EXERCISE TASK:
Write out only the lines running from the one that contains "Give me the" to the end of the material, both ends included.

Dataset rows:
▼▼▼
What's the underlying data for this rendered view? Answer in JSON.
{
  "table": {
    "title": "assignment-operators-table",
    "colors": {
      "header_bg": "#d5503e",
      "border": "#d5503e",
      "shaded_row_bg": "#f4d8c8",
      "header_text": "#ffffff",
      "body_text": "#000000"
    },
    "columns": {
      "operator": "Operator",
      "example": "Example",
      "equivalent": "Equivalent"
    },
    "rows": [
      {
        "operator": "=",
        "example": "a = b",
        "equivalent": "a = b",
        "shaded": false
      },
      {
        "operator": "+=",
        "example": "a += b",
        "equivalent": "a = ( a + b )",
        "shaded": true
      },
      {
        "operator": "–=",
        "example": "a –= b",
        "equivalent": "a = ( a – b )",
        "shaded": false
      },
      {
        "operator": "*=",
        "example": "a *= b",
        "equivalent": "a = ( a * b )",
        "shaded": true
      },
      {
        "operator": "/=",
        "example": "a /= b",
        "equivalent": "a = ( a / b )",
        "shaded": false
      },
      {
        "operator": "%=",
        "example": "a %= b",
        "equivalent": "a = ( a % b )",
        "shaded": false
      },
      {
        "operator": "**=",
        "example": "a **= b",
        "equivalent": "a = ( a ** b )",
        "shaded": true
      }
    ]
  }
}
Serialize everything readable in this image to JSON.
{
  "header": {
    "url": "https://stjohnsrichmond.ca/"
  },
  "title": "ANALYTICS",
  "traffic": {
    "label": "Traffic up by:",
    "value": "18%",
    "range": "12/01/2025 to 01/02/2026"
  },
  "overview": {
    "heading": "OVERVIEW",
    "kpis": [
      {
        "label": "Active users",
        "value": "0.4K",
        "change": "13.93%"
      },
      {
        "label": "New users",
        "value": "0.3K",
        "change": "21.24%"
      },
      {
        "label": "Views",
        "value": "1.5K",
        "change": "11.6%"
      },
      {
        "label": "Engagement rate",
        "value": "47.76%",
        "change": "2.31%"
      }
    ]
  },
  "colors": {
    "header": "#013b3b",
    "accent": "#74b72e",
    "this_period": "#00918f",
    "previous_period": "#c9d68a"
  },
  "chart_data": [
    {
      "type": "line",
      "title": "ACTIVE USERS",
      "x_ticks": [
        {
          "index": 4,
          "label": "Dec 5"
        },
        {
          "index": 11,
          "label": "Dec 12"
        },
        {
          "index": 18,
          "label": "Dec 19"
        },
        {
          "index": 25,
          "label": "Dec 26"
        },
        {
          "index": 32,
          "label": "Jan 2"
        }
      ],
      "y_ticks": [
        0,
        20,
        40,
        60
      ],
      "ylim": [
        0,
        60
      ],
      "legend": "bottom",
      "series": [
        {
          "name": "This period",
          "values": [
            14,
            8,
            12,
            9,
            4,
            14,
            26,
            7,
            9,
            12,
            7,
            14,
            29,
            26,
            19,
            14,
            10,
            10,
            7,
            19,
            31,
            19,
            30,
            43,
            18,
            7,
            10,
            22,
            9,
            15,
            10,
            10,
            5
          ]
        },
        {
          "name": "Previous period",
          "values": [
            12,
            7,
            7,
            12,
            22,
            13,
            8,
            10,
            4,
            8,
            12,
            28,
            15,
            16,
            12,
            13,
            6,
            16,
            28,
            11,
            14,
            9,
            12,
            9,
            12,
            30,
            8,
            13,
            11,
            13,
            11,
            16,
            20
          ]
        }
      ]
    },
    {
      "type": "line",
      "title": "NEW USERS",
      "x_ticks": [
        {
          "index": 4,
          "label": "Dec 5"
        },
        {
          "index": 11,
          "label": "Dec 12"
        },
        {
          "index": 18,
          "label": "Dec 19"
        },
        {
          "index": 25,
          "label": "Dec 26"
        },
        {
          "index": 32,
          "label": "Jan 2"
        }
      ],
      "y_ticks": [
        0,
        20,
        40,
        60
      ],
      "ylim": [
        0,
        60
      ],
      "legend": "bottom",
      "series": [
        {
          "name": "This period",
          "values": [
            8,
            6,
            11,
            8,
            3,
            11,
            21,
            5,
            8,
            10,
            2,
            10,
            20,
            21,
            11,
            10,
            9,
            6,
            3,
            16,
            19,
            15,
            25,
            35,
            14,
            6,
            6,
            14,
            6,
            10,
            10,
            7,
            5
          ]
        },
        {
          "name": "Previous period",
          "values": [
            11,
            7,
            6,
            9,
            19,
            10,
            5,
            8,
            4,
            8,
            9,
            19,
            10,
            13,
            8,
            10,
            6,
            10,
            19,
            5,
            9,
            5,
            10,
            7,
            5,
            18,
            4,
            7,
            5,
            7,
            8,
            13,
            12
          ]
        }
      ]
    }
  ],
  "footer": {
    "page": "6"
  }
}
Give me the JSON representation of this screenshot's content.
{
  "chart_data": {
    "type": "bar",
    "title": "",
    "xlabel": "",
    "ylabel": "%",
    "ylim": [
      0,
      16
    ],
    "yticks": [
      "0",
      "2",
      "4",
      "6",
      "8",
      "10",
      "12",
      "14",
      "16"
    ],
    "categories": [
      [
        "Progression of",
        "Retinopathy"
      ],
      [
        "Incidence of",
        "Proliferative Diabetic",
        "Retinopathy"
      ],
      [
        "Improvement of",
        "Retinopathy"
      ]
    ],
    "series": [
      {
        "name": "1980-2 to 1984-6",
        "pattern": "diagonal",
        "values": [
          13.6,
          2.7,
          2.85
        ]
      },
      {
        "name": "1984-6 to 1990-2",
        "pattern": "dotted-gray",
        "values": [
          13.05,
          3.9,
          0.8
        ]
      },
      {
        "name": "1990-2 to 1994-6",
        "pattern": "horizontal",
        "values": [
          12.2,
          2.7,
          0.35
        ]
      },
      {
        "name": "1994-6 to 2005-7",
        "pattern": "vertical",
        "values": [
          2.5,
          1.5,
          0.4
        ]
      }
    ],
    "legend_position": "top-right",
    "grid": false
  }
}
▲▲▲
WRITTEN REPLY:
Give me the JSON representation of this screenshot's content.
{
  "chart_data": {
    "type": "bar",
    "title": "",
    "xlabel": "",
    "ylabel": "%",
    "ylim": [
      0,
      16
    ],
    "yticks": [
      "0",
      "2",
      "4",
      "6",
      "8",
      "10",
      "12",
      "14",
      "16"
    ],
    "categories": [
      [
        "Progression of",
        "Retinopathy"
      ],
      [
        "Incidence of",
        "Proliferative Diabetic",
        "Retinopathy"
      ],
      [
        "Improvement of",
        "Retinopathy"
      ]
    ],
    "series": [
      {
        "name": "1980-2 to 1984-6",
        "pattern": "diagonal",
        "values": [
          13.6,
          2.7,
          2.85
        ]
      },
      {
        "name": "1984-6 to 1990-2",
        "pattern": "dotted-gray",
        "values": [
          13.05,
          3.9,
          0.8
        ]
      },
      {
        "name": "1990-2 to 1994-6",
        "pattern": "horizontal",
        "values": [
          12.2,
          2.7,
          0.35
        ]
      },
      {
        "name": "1994-6 to 2005-7",
        "pattern": "vertical",
        "values": [
          2.5,
          1.5,
          0.4
        ]
      }
    ],
    "legend_position": "top-right",
    "grid": false
  }
}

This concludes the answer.